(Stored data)
= = =

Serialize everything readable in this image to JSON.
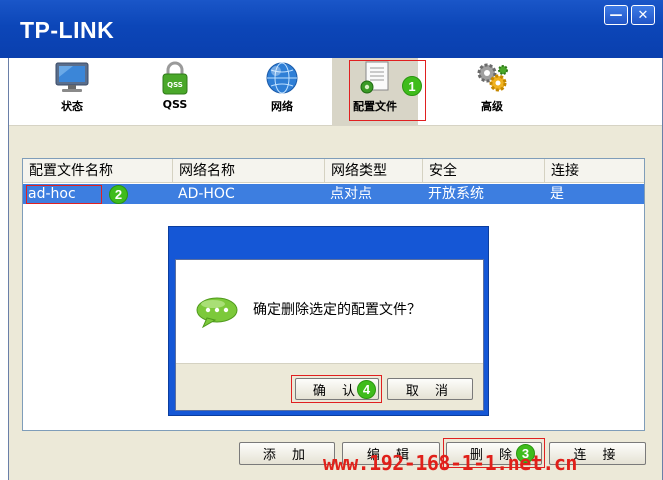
{
  "window": {
    "brand": "TP-LINK",
    "minimize_glyph": "—",
    "close_glyph": "✕"
  },
  "tabs": [
    {
      "label": "状态",
      "icon": "monitor-icon"
    },
    {
      "label": "QSS",
      "icon": "qss-lock-icon"
    },
    {
      "label": "网络",
      "icon": "globe-icon"
    },
    {
      "label": "配置文件",
      "icon": "profile-document-icon",
      "selected": true
    },
    {
      "label": "高级",
      "icon": "gears-icon"
    }
  ],
  "profiles": {
    "columns": [
      "配置文件名称",
      "网络名称",
      "网络类型",
      "安全",
      "连接"
    ],
    "rows": [
      {
        "name": "ad-hoc",
        "ssid": "AD-HOC",
        "type": "点对点",
        "security": "开放系统",
        "connected": "是"
      }
    ]
  },
  "dialog": {
    "message": "确定删除选定的配置文件？",
    "confirm_label": "确 认",
    "cancel_label": "取 消"
  },
  "buttons": {
    "add": "添 加",
    "edit": "编 辑",
    "delete": "删 除",
    "connect": "连 接"
  },
  "badges": {
    "one": "1",
    "two": "2",
    "three": "3",
    "four": "4"
  },
  "watermark": "www.192-168-1-1.net.cn",
  "colors": {
    "titlebar": "#0c46b8",
    "selection": "#3d7ee0",
    "highlight": "#e02020",
    "badge": "#3fbc1c"
  }
}
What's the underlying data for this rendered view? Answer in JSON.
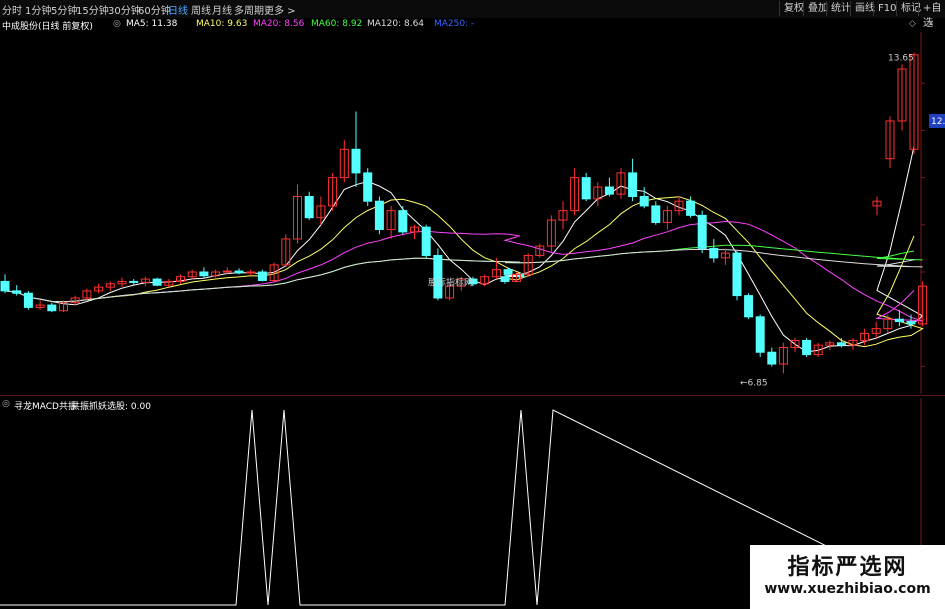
{
  "toolbar": {
    "periods": [
      "分时",
      "1分钟",
      "5分钟",
      "15分钟",
      "30分钟",
      "60分钟",
      "日线",
      "周线",
      "月线",
      "多周期",
      "更多 >"
    ],
    "active_period": "日线",
    "right_buttons": [
      "复权",
      "叠加",
      "统计",
      "画线",
      "F10",
      "标记",
      "+自选"
    ]
  },
  "infobar": {
    "stock": "中成股份(日线 前复权)",
    "ma5": "MA5: 11.38",
    "ma10": "MA10: 9.63",
    "ma20": "MA20: 8.56",
    "ma60": "MA60: 8.92",
    "ma120": "MA120: 8.64",
    "ma250": "MA250: -"
  },
  "colors": {
    "up": "#ff3030",
    "down": "#54ffff",
    "ma5": "#ffffff",
    "ma10": "#ffff66",
    "ma20": "#ff44ff",
    "ma60": "#44ff44",
    "ma120": "#dddddd",
    "ma250": "#3366ff",
    "frame": "#7a1a1a"
  },
  "price_labels": {
    "high": "13.65",
    "low": "6.85",
    "current": "12.",
    "watermark_small": "股标指标网"
  },
  "indicator": {
    "name": "寻龙MACD共振",
    "line_label": "共振抓妖选股: 0.00"
  },
  "watermark": {
    "title": "指标严选网",
    "url": "www.xuezhibiao.com"
  },
  "chart_data": {
    "type": "candlestick",
    "ylim": [
      6.5,
      14.0
    ],
    "candles": [
      [
        8.8,
        8.95,
        8.55,
        8.6
      ],
      [
        8.6,
        8.72,
        8.5,
        8.55
      ],
      [
        8.55,
        8.6,
        8.2,
        8.25
      ],
      [
        8.25,
        8.4,
        8.2,
        8.3
      ],
      [
        8.3,
        8.35,
        8.15,
        8.18
      ],
      [
        8.18,
        8.4,
        8.15,
        8.35
      ],
      [
        8.35,
        8.5,
        8.3,
        8.45
      ],
      [
        8.45,
        8.65,
        8.4,
        8.6
      ],
      [
        8.6,
        8.75,
        8.55,
        8.68
      ],
      [
        8.68,
        8.8,
        8.6,
        8.75
      ],
      [
        8.75,
        8.88,
        8.68,
        8.8
      ],
      [
        8.8,
        8.85,
        8.72,
        8.78
      ],
      [
        8.78,
        8.9,
        8.7,
        8.85
      ],
      [
        8.85,
        8.88,
        8.7,
        8.72
      ],
      [
        8.72,
        8.85,
        8.68,
        8.8
      ],
      [
        8.8,
        8.95,
        8.75,
        8.9
      ],
      [
        8.9,
        9.05,
        8.85,
        9.0
      ],
      [
        9.0,
        9.1,
        8.88,
        8.92
      ],
      [
        8.92,
        9.05,
        8.88,
        9.0
      ],
      [
        9.0,
        9.1,
        8.95,
        9.02
      ],
      [
        9.02,
        9.08,
        8.95,
        8.98
      ],
      [
        8.98,
        9.05,
        8.92,
        9.0
      ],
      [
        9.0,
        9.05,
        8.8,
        8.82
      ],
      [
        8.82,
        9.2,
        8.8,
        9.15
      ],
      [
        9.15,
        9.8,
        9.1,
        9.7
      ],
      [
        9.7,
        10.85,
        9.6,
        10.6
      ],
      [
        10.6,
        10.7,
        10.1,
        10.15
      ],
      [
        10.15,
        10.6,
        10.0,
        10.4
      ],
      [
        10.4,
        11.1,
        10.3,
        11.0
      ],
      [
        11.0,
        11.8,
        10.9,
        11.6
      ],
      [
        11.6,
        12.4,
        10.8,
        11.1
      ],
      [
        11.1,
        11.2,
        10.4,
        10.5
      ],
      [
        10.5,
        10.6,
        9.8,
        9.9
      ],
      [
        9.9,
        10.4,
        9.7,
        10.3
      ],
      [
        10.3,
        10.4,
        9.8,
        9.85
      ],
      [
        9.85,
        10.0,
        9.7,
        9.95
      ],
      [
        9.95,
        10.0,
        9.3,
        9.35
      ],
      [
        9.35,
        9.5,
        8.4,
        8.45
      ],
      [
        8.45,
        8.8,
        8.4,
        8.7
      ],
      [
        8.7,
        8.9,
        8.6,
        8.85
      ],
      [
        8.85,
        8.9,
        8.7,
        8.75
      ],
      [
        8.75,
        8.95,
        8.7,
        8.9
      ],
      [
        8.9,
        9.3,
        8.85,
        9.05
      ],
      [
        9.05,
        9.1,
        8.9,
        8.95
      ],
      [
        8.95,
        9.0,
        8.85,
        8.9
      ],
      [
        8.9,
        8.95,
        8.75,
        8.8
      ],
      [
        8.8,
        9.0,
        8.78,
        8.95
      ],
      [
        8.95,
        9.4,
        8.9,
        9.35
      ],
      [
        9.35,
        9.6,
        9.3,
        9.55
      ],
      [
        9.55,
        10.2,
        9.4,
        10.1
      ],
      [
        10.1,
        10.5,
        9.9,
        10.3
      ],
      [
        10.3,
        11.2,
        10.2,
        11.0
      ],
      [
        11.0,
        11.1,
        10.5,
        10.55
      ],
      [
        10.55,
        10.9,
        10.4,
        10.8
      ],
      [
        10.8,
        11.0,
        10.6,
        10.65
      ],
      [
        10.65,
        11.2,
        10.55,
        11.1
      ],
      [
        11.1,
        11.4,
        10.5,
        10.6
      ],
      [
        10.6,
        10.8,
        10.35,
        10.4
      ],
      [
        10.4,
        10.5,
        10.0,
        10.05
      ],
      [
        10.05,
        10.4,
        9.9,
        10.3
      ],
      [
        10.3,
        10.6,
        10.2,
        10.5
      ],
      [
        10.5,
        10.6,
        10.15,
        10.2
      ],
      [
        10.2,
        10.3,
        9.4,
        9.5
      ],
      [
        9.5,
        9.7,
        9.2,
        9.3
      ],
      [
        9.3,
        9.5,
        9.15,
        9.4
      ],
      [
        9.4,
        9.45,
        8.4,
        8.5
      ],
      [
        8.5,
        8.55,
        8.0,
        8.05
      ],
      [
        8.05,
        8.1,
        7.2,
        7.3
      ],
      [
        7.3,
        7.4,
        7.0,
        7.05
      ],
      [
        7.05,
        7.5,
        6.85,
        7.4
      ],
      [
        7.4,
        7.6,
        7.3,
        7.55
      ],
      [
        7.55,
        7.6,
        7.2,
        7.25
      ],
      [
        7.25,
        7.5,
        7.2,
        7.45
      ],
      [
        7.45,
        7.55,
        7.35,
        7.5
      ],
      [
        7.5,
        7.6,
        7.4,
        7.45
      ],
      [
        7.45,
        7.6,
        7.35,
        7.55
      ],
      [
        7.55,
        7.8,
        7.45,
        7.7
      ],
      [
        7.7,
        7.95,
        7.6,
        7.8
      ],
      [
        7.8,
        8.1,
        7.7,
        8.0
      ],
      [
        8.0,
        8.2,
        7.85,
        7.95
      ],
      [
        7.95,
        8.1,
        7.8,
        7.9
      ],
      [
        7.9,
        8.8,
        7.85,
        8.7
      ],
      [
        10.4,
        10.6,
        10.2,
        10.5
      ],
      [
        11.4,
        12.3,
        11.2,
        12.2
      ],
      [
        12.2,
        13.4,
        12.0,
        13.3
      ],
      [
        11.6,
        13.65,
        11.5,
        13.6
      ]
    ]
  },
  "indicator_data": {
    "type": "line",
    "ylim": [
      0,
      1
    ],
    "x": [
      0,
      236,
      244,
      252,
      260,
      268,
      276,
      284,
      292,
      300,
      505,
      513,
      521,
      529,
      537,
      545,
      553,
      945
    ],
    "values": [
      0,
      0,
      0.5,
      1,
      0.5,
      0,
      0.5,
      1,
      0.5,
      0,
      0,
      0.5,
      1,
      0.5,
      0,
      0.5,
      1,
      0
    ]
  }
}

= = =

> [Exercise brief]: From the listing above, find the number of lines with the word "icon" in them. Answer with the number only.

> [Answer to this exercise]: 5